PROVIDED INFORMATION |
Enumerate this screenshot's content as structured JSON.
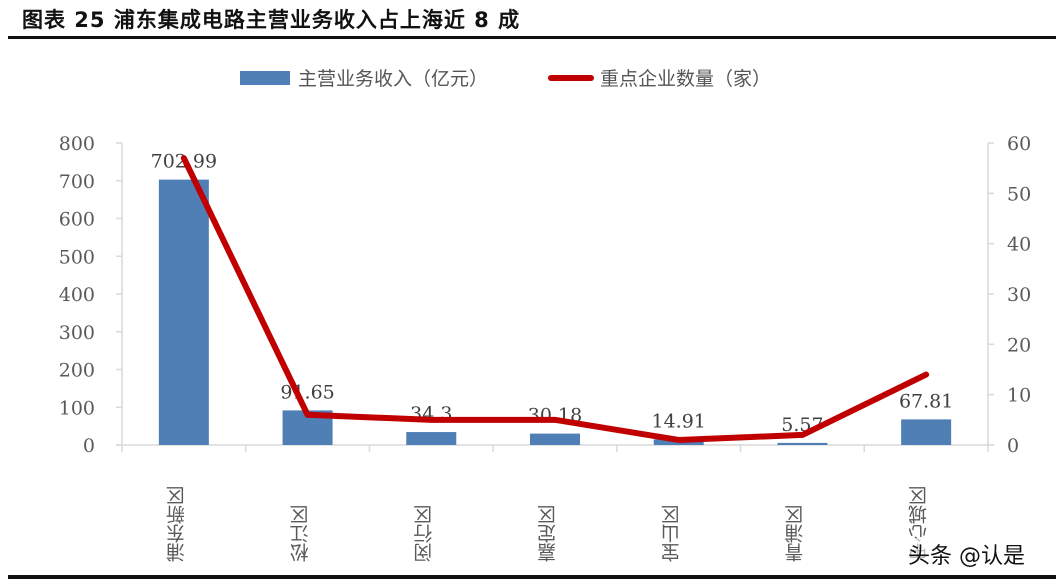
{
  "figure": {
    "title": "图表 25  浦东集成电路主营业务收入占上海近 8 成",
    "watermark": "头条 @认是"
  },
  "legend": {
    "bar_label": "主营业务收入（亿元）",
    "line_label": "重点企业数量（家）"
  },
  "colors": {
    "bar": "#4f7fb5",
    "line": "#c00000",
    "axis": "#d9d9d9",
    "text": "#595959"
  },
  "chart_data": {
    "type": "bar+line",
    "title": "浦东集成电路主营业务收入占上海近 8 成",
    "categories": [
      "浦东新区",
      "松江区",
      "闵行区",
      "嘉定区",
      "宝山区",
      "青浦区",
      "中心城区"
    ],
    "series": [
      {
        "name": "主营业务收入（亿元）",
        "type": "bar",
        "axis": "left",
        "values": [
          702.99,
          91.65,
          34.3,
          30.18,
          14.91,
          5.57,
          67.81
        ],
        "labels": [
          "702.99",
          "91.65",
          "34.3",
          "30.18",
          "14.91",
          "5.57",
          "67.81"
        ]
      },
      {
        "name": "重点企业数量（家）",
        "type": "line",
        "axis": "right",
        "values": [
          57,
          6,
          5,
          5,
          1,
          2,
          14
        ]
      }
    ],
    "ylim_left": [
      0,
      800
    ],
    "yticks_left": [
      "0",
      "100",
      "200",
      "300",
      "400",
      "500",
      "600",
      "700",
      "800"
    ],
    "ylim_right": [
      0,
      60
    ],
    "yticks_right": [
      "0",
      "10",
      "20",
      "30",
      "40",
      "50",
      "60"
    ],
    "xlabel": "",
    "ylabel": "",
    "grid": false,
    "legend_position": "top"
  }
}
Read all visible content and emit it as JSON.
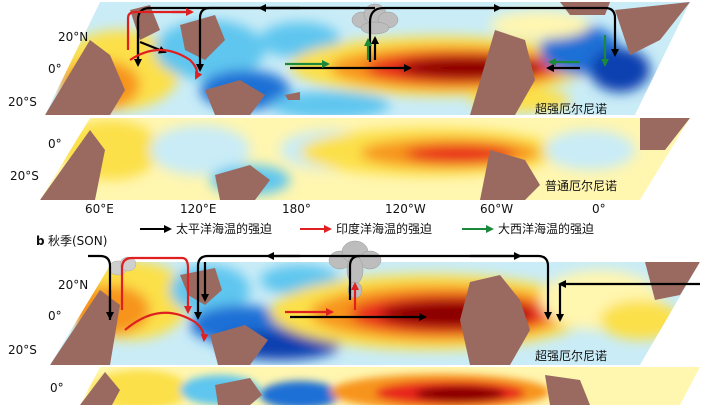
{
  "panel_b": {
    "letter": "b",
    "season": "秋季(SON)"
  },
  "maps": {
    "super_el_nino_label": "超强厄尔尼诺",
    "normal_el_nino_label": "普通厄尔尼诺"
  },
  "lat_ticks": {
    "n20": "20°N",
    "eq": "0°",
    "s20": "20°S"
  },
  "lon_ticks": [
    "60°E",
    "120°E",
    "180°",
    "120°W",
    "60°W",
    "0°"
  ],
  "legend": [
    {
      "label": "太平洋海温的强迫",
      "color": "#000000",
      "icon": "black-arrow"
    },
    {
      "label": "印度洋海温的强迫",
      "color": "#e02020",
      "icon": "red-arrow"
    },
    {
      "label": "大西洋海温的强迫",
      "color": "#1a8a3a",
      "icon": "green-arrow"
    }
  ],
  "colors": {
    "land": "#9a6a60",
    "warm_core": "#8b0000",
    "warm": "#e8251b",
    "orange": "#f7941d",
    "yellow": "#fce04a",
    "pale_yellow": "#fff6b0",
    "pale_blue": "#c9ecf7",
    "cyan": "#5fc6ef",
    "blue": "#1f6fd6",
    "deep_blue": "#0b3fb0"
  }
}
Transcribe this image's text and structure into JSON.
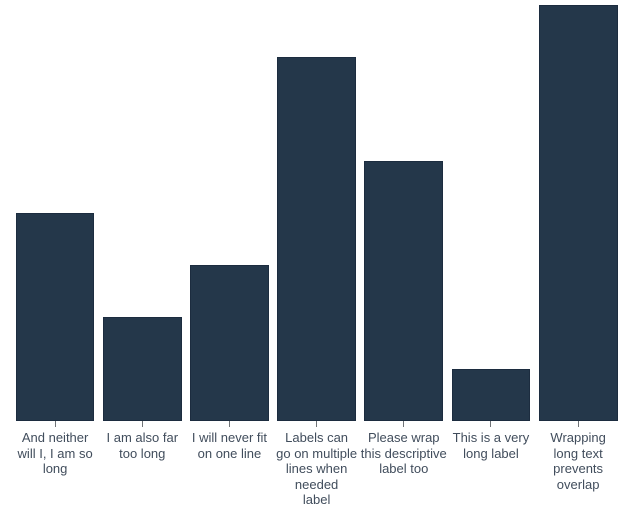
{
  "chart": {
    "background": "#ffffff",
    "bar_color": "#24374a",
    "bar_border_color": "rgba(13,27,42,0.35)",
    "tick_color": "#6f7377",
    "label_color": "#414d5c"
  },
  "chart_data": {
    "type": "bar",
    "title": "",
    "xlabel": "",
    "ylabel": "",
    "ylim": [
      0,
      8
    ],
    "grid": false,
    "legend": false,
    "axes_shown": "x category ticks only; no axis line; no y axis",
    "categories": [
      "And neither will I, I am so long",
      "I am also far too long",
      "I will never fit on one line",
      "Labels can go on multiple lines when needed label",
      "Please wrap this descriptive label too",
      "This is a very long label",
      "Wrapping long text prevents overlap"
    ],
    "values": [
      4,
      2,
      3,
      7,
      5,
      1,
      8
    ],
    "wrapped_labels": [
      [
        "And neither",
        "will I, I am so",
        "long"
      ],
      [
        "I am also far",
        "too long"
      ],
      [
        "I will never fit",
        "on one line"
      ],
      [
        "Labels can",
        "go on multiple",
        "lines when",
        "needed",
        "label"
      ],
      [
        "Please wrap",
        "this descriptive",
        "label too"
      ],
      [
        "This is a very",
        "long label"
      ],
      [
        "Wrapping",
        "long text",
        "prevents",
        "overlap"
      ]
    ]
  }
}
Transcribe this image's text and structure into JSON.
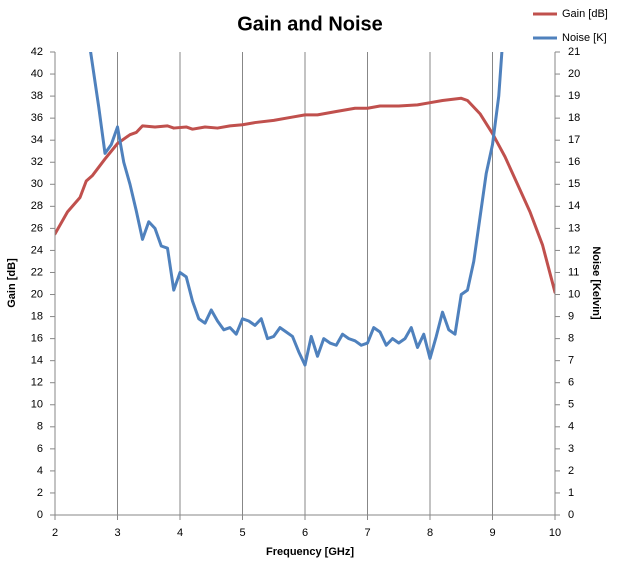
{
  "chart_data": {
    "type": "line",
    "title": "Gain and Noise",
    "x_label": "Frequency [GHz]",
    "y_label": "Gain [dB]",
    "y2_label": "Noise [Kelvin]",
    "xlim": [
      2,
      10
    ],
    "xticks": [
      2,
      3,
      4,
      5,
      6,
      7,
      8,
      9,
      10
    ],
    "ylim": [
      0,
      42
    ],
    "yticks": [
      0,
      2,
      4,
      6,
      8,
      10,
      12,
      14,
      16,
      18,
      20,
      22,
      24,
      26,
      28,
      30,
      32,
      34,
      36,
      38,
      40,
      42
    ],
    "y2lim": [
      0,
      21
    ],
    "y2ticks": [
      0,
      1,
      2,
      3,
      4,
      5,
      6,
      7,
      8,
      9,
      10,
      11,
      12,
      13,
      14,
      15,
      16,
      17,
      18,
      19,
      20,
      21
    ],
    "grid": "x",
    "legend": "top-right",
    "series": [
      {
        "name": "Gain [dB]",
        "color": "#c0504d",
        "x": [
          2,
          2.2,
          2.4,
          2.5,
          2.6,
          2.8,
          3.0,
          3.2,
          3.3,
          3.4,
          3.6,
          3.8,
          3.9,
          4.1,
          4.2,
          4.4,
          4.6,
          4.8,
          5.0,
          5.2,
          5.5,
          5.8,
          6.0,
          6.2,
          6.5,
          6.8,
          7.0,
          7.2,
          7.5,
          7.8,
          8.0,
          8.2,
          8.5,
          8.6,
          8.8,
          9.0,
          9.2,
          9.4,
          9.6,
          9.8,
          10.0
        ],
        "values": [
          25.5,
          27.5,
          28.8,
          30.3,
          30.8,
          32.3,
          33.7,
          34.5,
          34.7,
          35.3,
          35.2,
          35.3,
          35.1,
          35.2,
          35.0,
          35.2,
          35.1,
          35.3,
          35.4,
          35.6,
          35.8,
          36.1,
          36.3,
          36.3,
          36.6,
          36.9,
          36.9,
          37.1,
          37.1,
          37.2,
          37.4,
          37.6,
          37.8,
          37.6,
          36.4,
          34.6,
          32.5,
          30.0,
          27.5,
          24.5,
          20.2
        ]
      },
      {
        "name": "Noise [K]",
        "color": "#4f81bd",
        "axis": "y2",
        "x": [
          2.57,
          2.7,
          2.8,
          2.9,
          3.0,
          3.1,
          3.2,
          3.3,
          3.4,
          3.5,
          3.6,
          3.7,
          3.8,
          3.9,
          4.0,
          4.1,
          4.2,
          4.3,
          4.4,
          4.5,
          4.6,
          4.7,
          4.8,
          4.9,
          5.0,
          5.1,
          5.2,
          5.3,
          5.4,
          5.5,
          5.6,
          5.7,
          5.8,
          5.9,
          6.0,
          6.1,
          6.2,
          6.3,
          6.4,
          6.5,
          6.6,
          6.7,
          6.8,
          6.9,
          7.0,
          7.1,
          7.2,
          7.3,
          7.4,
          7.5,
          7.6,
          7.7,
          7.8,
          7.9,
          8.0,
          8.1,
          8.2,
          8.3,
          8.4,
          8.5,
          8.6,
          8.7,
          8.8,
          8.9,
          9.0,
          9.1,
          9.15
        ],
        "values": [
          21,
          18.5,
          16.4,
          16.8,
          17.6,
          16.0,
          15.0,
          13.8,
          12.5,
          13.3,
          13.0,
          12.2,
          12.1,
          10.2,
          11.0,
          10.8,
          9.7,
          8.9,
          8.7,
          9.3,
          8.8,
          8.4,
          8.5,
          8.2,
          8.9,
          8.8,
          8.6,
          8.9,
          8.0,
          8.1,
          8.5,
          8.3,
          8.1,
          7.4,
          6.8,
          8.1,
          7.2,
          8.0,
          7.8,
          7.7,
          8.2,
          8.0,
          7.9,
          7.7,
          7.8,
          8.5,
          8.3,
          7.7,
          8.0,
          7.8,
          8.0,
          8.5,
          7.6,
          8.2,
          7.1,
          8.1,
          9.2,
          8.4,
          8.2,
          10.0,
          10.2,
          11.5,
          13.5,
          15.5,
          16.8,
          19.0,
          21
        ]
      }
    ]
  }
}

YOUR OBJECTIVE |
Write out every line of the preceding listing that contains "will".

TASK OUTPUT |
      "And neither will I, I am so long",
      "I will never fit on one line",
        "will I, I am so",
        "I will never fit",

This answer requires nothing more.